───── Extract to read
At the same time it is this scandalous grace that is God’s greatest gift to all of us. It is God’s greatest expression of love for us, because the truth is, as Martin Luther wrote, “we are all beggars in the presence of God’s mercy.”
            God asks, “Are you envious because I am generous?” and our emphatic answer might well be, “Darned right I am!”

God’s generosity is radical. God’s grace does not take into account what we have done or not done, only what God has done for us.
            We often read this parable through the lens of this seeming disparity. We focus on the aspect of the story that deals with what we so often get caught up in - the who-is-right and who-is-wrong, and what, by our human viewpoint, is fair?
 The problem is that our human focus on equity and equality is limited; it’s measured by human standards. Therefore, most of us see ourselves as the first workers. Because look at us, we are here today, aren’t we?  
Most of us have devoted a considerable amount if not our whole lives to being part of a worshiping community, to belonging to a church, to doing our homework, hoping against hope that we will be prepared when that final exam, the Last Judgment, comes along. Because isn’t that what we are supposed to do?
It’s easy for us to make judgments of those we don’t deem worthy of Grace –those who aren’t here every week like we are, those who are altogether unchurched, those who don’t play by our rules, or came too late to the game. We do it all the time.
“Are you envious because I am generous?”
Gospels like this one can feel like a smack in the face, or a punch in the gut. How could God grant the same Grace to one who hasn’t devoted their entire lives to the church, hasn’t dotted all the “Is” of faith, hasn’t crossed all the “Ts” of the rules?
American novelist and non-fiction author Anne Lamott writes, “I do not at all understand the mystery of Grace – only that it meets us where we are but does not leave us where it found us.”
What do we do when God acts in ways that don't meet up with our expectations, when we don’t understand the mystery of Grace?
Funny thing is, I don’t think this parable is about idleness or preparedness, or number of hours worked, or being prepared, or being the first to show up versus the last.
I don’t think it is about laborers or who got up early and who was given work near the end of the day. We make this parable about those things because they are the things that matter to us. They are our own obsession, not God’s.
Because if we truly could see God for the awesome one who is “slow to anger and abounding in steadfast love,” then perhaps instead of pushing back against the concept of what is fair and what is not, we would instead embrace this parable for the beautiful illustration it offers of God’s extravagant, all-encompassing love.
──────────
> Request 1:
Decide whether each statement agrees with the sermon excerpt. Answer yes or no, and quote the deciding words.
(a) Most of us see ourselves as the first workers.
(b) The parable is chiefly about who got up early and who was given work near the end of the day.
(c) Anne Lamott is quoted as saying she fully understands the mystery of Grace.
> Request 2:
Reproduce the stretch of the sermon excerpt from "Because if we" through "extravagant, all-encompassing love.".
> Request 3:
According to the sermon excerpt, why do we make the parable about laborers and about who started early or late?
───── Data rows
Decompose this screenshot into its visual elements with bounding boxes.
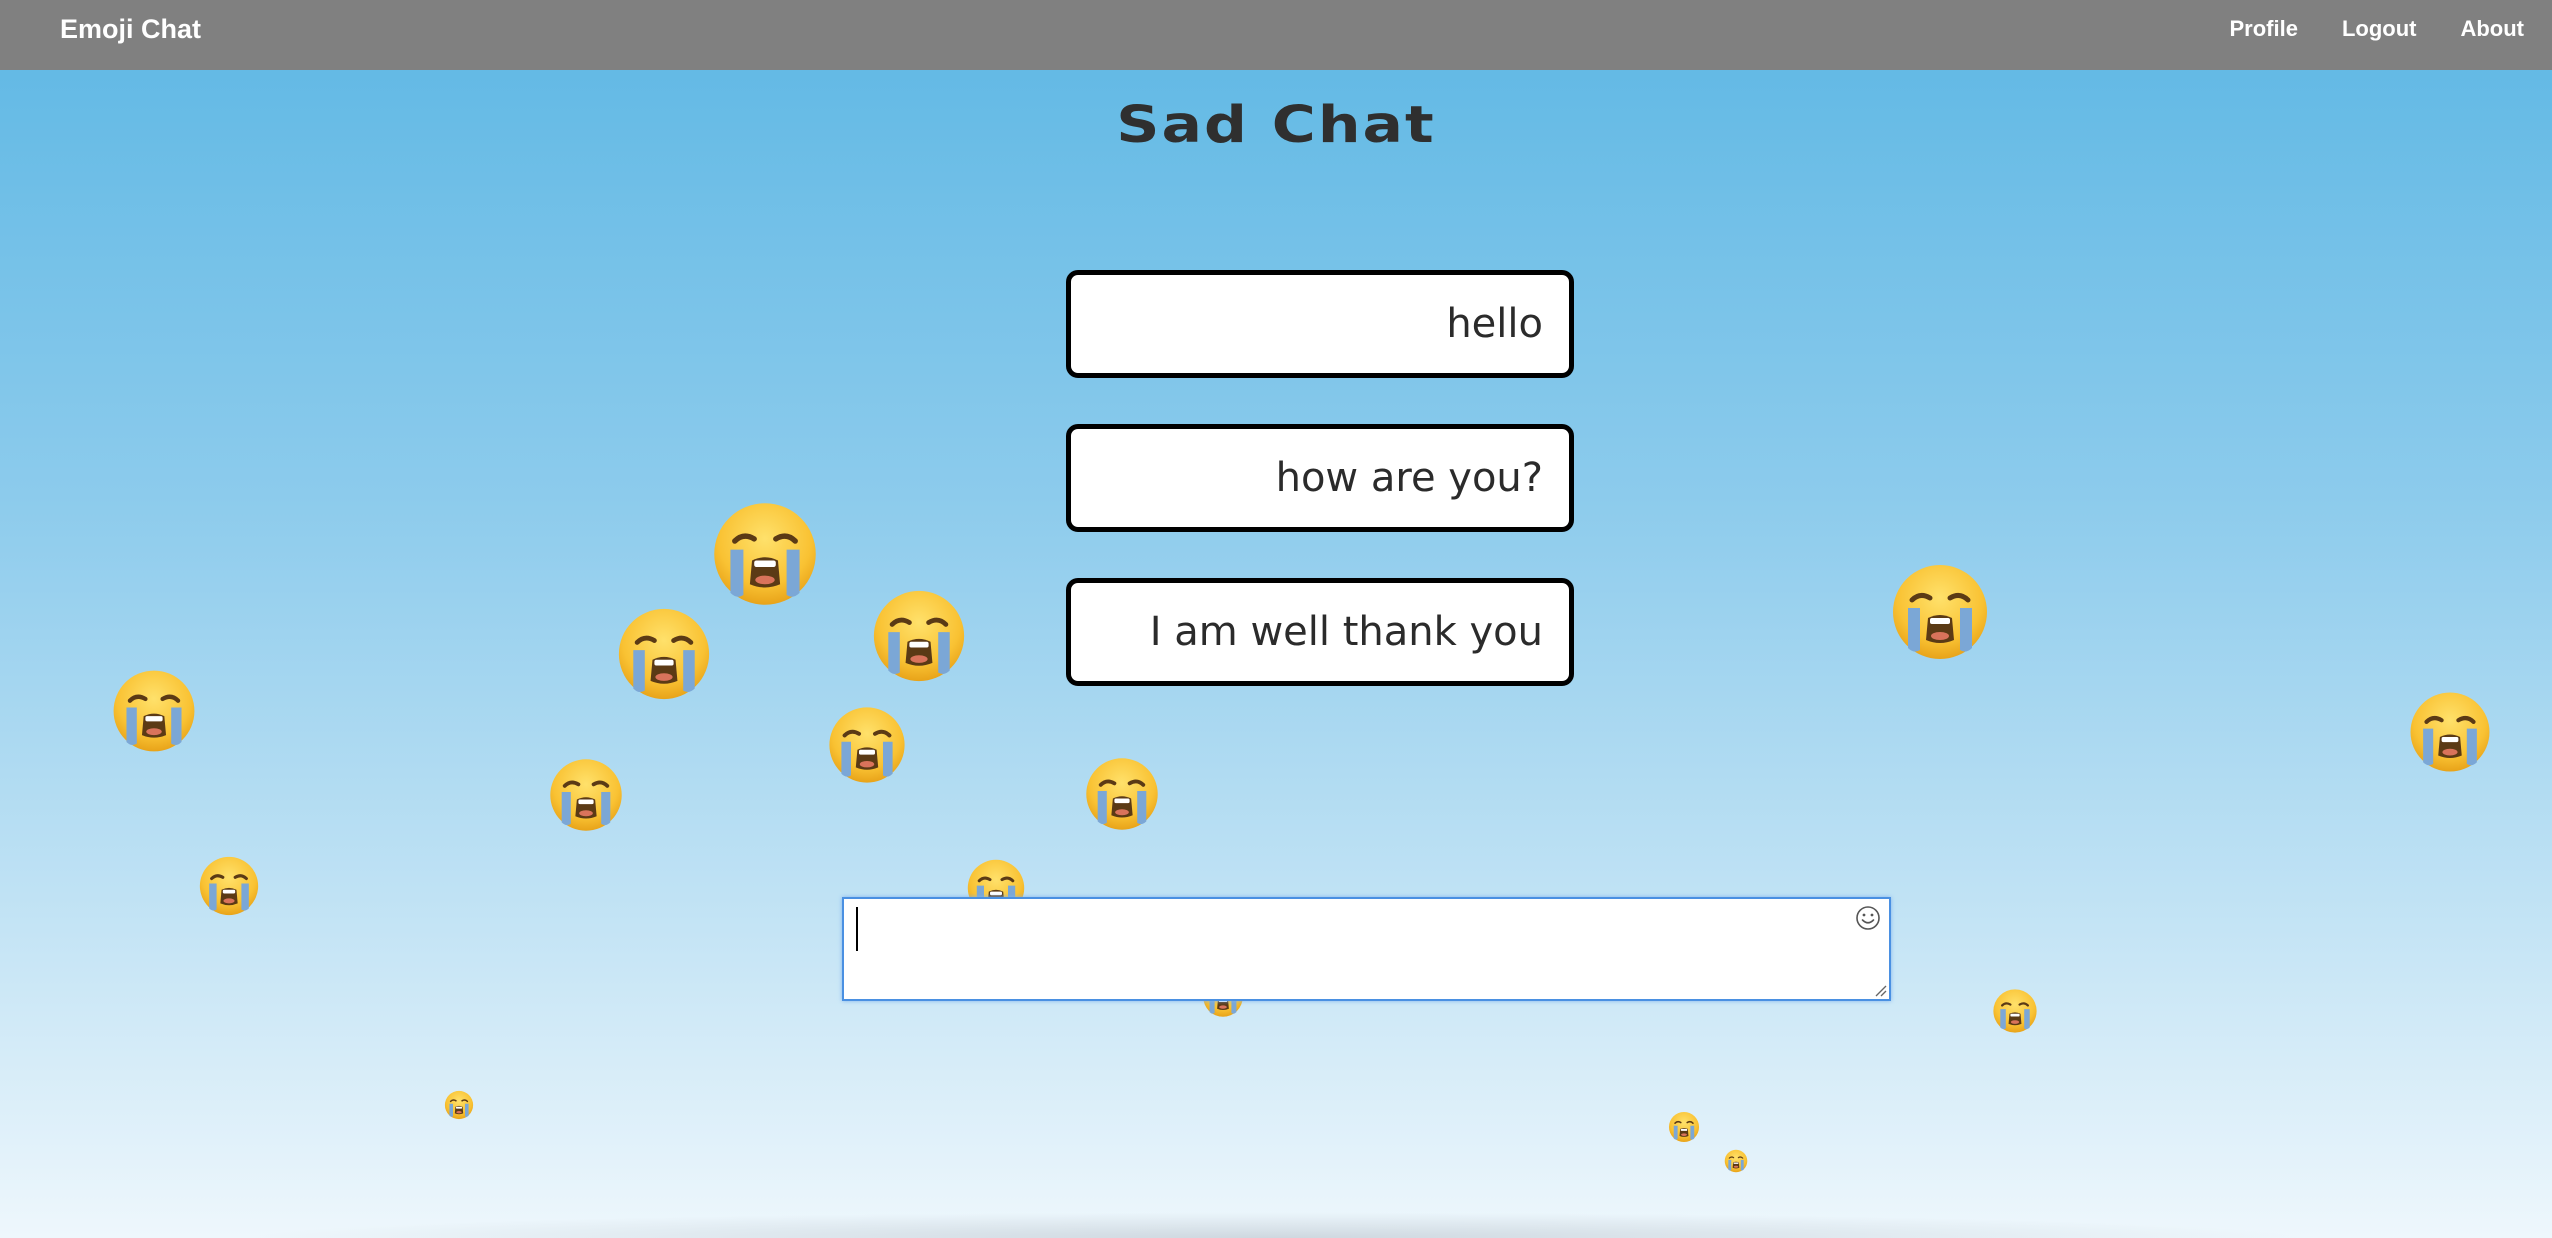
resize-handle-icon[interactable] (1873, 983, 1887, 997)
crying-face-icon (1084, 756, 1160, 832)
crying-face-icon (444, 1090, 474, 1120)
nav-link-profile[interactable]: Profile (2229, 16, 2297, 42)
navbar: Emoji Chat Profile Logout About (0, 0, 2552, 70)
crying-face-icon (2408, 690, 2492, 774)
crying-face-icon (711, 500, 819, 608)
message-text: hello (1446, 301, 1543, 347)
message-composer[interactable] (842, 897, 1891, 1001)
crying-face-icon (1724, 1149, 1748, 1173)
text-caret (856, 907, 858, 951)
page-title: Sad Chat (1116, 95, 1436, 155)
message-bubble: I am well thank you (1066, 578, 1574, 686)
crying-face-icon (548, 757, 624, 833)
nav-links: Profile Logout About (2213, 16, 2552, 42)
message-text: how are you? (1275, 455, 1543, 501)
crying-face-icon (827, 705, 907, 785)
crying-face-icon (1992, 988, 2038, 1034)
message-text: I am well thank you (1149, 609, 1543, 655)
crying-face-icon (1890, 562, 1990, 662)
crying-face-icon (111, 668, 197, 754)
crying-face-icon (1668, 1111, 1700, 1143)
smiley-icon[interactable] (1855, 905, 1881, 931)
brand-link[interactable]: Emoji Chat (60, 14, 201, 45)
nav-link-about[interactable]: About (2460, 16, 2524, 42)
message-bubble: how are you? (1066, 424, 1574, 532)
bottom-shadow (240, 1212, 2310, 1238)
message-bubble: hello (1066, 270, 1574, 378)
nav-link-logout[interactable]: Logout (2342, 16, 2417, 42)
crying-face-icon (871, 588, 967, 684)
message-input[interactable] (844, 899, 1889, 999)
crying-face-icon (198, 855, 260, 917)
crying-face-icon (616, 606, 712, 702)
──────────
───── Data rows
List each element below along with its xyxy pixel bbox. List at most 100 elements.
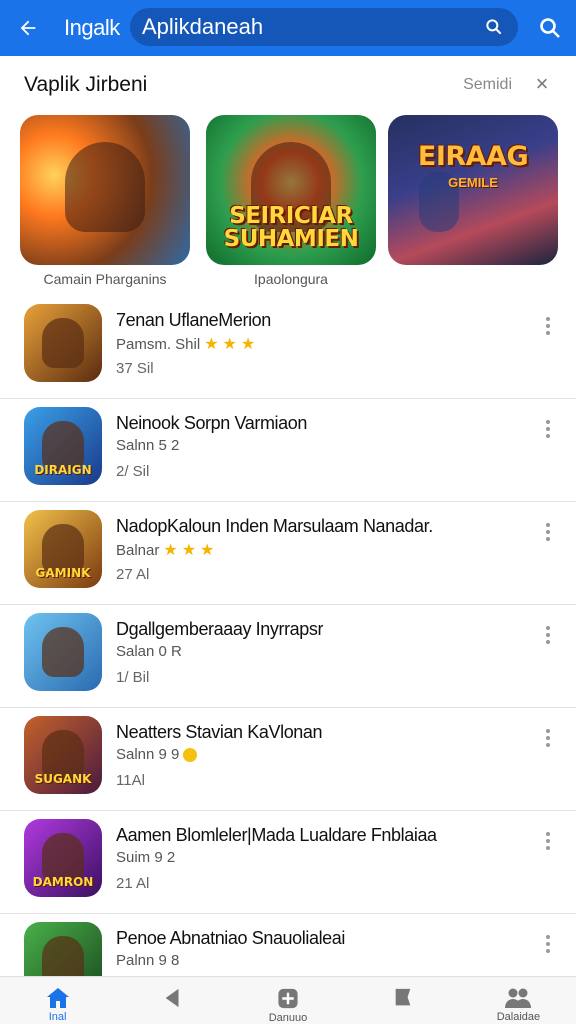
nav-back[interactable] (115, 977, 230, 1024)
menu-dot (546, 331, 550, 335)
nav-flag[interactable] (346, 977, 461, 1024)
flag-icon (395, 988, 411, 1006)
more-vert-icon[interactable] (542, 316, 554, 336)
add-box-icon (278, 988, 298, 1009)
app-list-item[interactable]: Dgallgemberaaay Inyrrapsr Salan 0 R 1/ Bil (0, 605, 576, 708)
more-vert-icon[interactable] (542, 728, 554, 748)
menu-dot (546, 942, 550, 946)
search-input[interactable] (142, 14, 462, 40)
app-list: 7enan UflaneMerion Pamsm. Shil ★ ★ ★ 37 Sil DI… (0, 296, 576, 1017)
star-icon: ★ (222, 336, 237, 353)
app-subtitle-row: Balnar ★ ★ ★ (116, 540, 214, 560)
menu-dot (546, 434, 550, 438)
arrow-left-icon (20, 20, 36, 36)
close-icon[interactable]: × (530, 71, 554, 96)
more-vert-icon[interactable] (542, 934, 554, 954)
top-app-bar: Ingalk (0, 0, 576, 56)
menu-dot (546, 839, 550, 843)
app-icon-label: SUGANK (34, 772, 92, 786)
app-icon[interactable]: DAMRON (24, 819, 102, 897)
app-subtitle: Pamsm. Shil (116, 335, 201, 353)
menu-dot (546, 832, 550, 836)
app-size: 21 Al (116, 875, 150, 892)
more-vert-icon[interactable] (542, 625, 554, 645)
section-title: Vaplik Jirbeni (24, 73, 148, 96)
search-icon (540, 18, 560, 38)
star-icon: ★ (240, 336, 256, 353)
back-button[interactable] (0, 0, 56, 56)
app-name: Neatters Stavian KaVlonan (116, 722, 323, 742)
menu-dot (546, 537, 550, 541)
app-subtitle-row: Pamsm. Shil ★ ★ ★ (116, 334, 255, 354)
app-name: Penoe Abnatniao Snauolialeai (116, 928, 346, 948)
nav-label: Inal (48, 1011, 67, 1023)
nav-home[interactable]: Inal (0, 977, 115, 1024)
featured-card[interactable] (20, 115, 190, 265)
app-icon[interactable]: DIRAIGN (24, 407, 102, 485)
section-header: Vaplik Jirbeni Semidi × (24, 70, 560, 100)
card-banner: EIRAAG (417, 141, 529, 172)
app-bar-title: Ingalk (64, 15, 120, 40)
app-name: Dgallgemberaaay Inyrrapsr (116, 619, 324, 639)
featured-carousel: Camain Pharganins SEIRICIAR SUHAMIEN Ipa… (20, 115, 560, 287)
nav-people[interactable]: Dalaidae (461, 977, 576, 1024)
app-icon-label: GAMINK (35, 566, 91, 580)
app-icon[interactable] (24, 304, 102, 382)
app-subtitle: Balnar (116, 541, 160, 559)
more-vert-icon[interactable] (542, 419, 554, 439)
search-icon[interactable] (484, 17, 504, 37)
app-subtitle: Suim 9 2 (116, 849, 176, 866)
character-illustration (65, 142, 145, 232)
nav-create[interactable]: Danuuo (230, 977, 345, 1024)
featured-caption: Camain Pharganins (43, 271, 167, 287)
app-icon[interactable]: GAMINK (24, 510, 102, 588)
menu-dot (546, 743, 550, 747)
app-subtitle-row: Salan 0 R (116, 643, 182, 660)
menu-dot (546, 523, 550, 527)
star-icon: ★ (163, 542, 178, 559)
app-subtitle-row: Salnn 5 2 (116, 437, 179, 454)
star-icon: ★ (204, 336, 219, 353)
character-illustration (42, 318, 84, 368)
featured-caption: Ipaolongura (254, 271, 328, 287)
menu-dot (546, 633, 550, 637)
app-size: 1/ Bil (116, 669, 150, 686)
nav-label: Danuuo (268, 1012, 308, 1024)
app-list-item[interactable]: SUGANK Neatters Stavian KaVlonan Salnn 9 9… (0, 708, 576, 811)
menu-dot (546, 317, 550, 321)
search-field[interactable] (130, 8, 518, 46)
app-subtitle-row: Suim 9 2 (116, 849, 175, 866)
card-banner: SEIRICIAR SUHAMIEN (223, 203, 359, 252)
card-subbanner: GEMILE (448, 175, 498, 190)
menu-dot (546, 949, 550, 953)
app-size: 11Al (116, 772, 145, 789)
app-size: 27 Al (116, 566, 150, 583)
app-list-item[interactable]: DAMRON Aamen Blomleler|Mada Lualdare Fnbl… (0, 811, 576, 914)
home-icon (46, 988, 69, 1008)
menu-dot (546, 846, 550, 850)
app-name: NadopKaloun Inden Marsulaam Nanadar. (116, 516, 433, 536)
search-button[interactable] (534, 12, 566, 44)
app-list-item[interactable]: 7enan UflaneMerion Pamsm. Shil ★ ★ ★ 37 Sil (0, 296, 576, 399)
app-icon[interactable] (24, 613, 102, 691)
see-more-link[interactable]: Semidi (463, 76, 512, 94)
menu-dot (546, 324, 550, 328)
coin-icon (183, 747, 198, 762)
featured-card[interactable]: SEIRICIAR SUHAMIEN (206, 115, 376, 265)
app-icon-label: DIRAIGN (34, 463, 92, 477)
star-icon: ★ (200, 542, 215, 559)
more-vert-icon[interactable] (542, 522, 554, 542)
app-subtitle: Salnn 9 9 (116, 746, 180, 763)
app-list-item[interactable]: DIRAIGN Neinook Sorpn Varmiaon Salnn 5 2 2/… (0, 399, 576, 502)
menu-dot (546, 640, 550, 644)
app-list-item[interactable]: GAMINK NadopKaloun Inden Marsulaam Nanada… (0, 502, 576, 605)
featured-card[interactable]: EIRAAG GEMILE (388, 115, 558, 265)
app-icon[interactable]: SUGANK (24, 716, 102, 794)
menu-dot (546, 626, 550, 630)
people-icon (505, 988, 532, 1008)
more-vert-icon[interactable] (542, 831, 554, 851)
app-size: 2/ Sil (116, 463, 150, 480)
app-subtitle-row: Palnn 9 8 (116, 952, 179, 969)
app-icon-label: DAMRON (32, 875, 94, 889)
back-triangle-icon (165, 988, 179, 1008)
──────────
> Right answer 1:
(a) Yes: "most of us see ourselves as the first workers."
(b) No: "I don’t think it is about laborers or who got up early and who was given work near the end of the day."
(c) No: "I do not at all understand the mystery of Grace"

> Right answer 2:
Because if we truly could see God for the awesome one who is “slow to anger and abounding in steadfast love,” then perhaps instead of pushing back against the concept of what is fair and what is not, we would instead embrace this parable for the beautiful illustration it offers of God’s extravagant, all-encompassing love.

> Right answer 3:
We make the parable about those things because they are the things that matter to us. They are our own obsession, not God’s.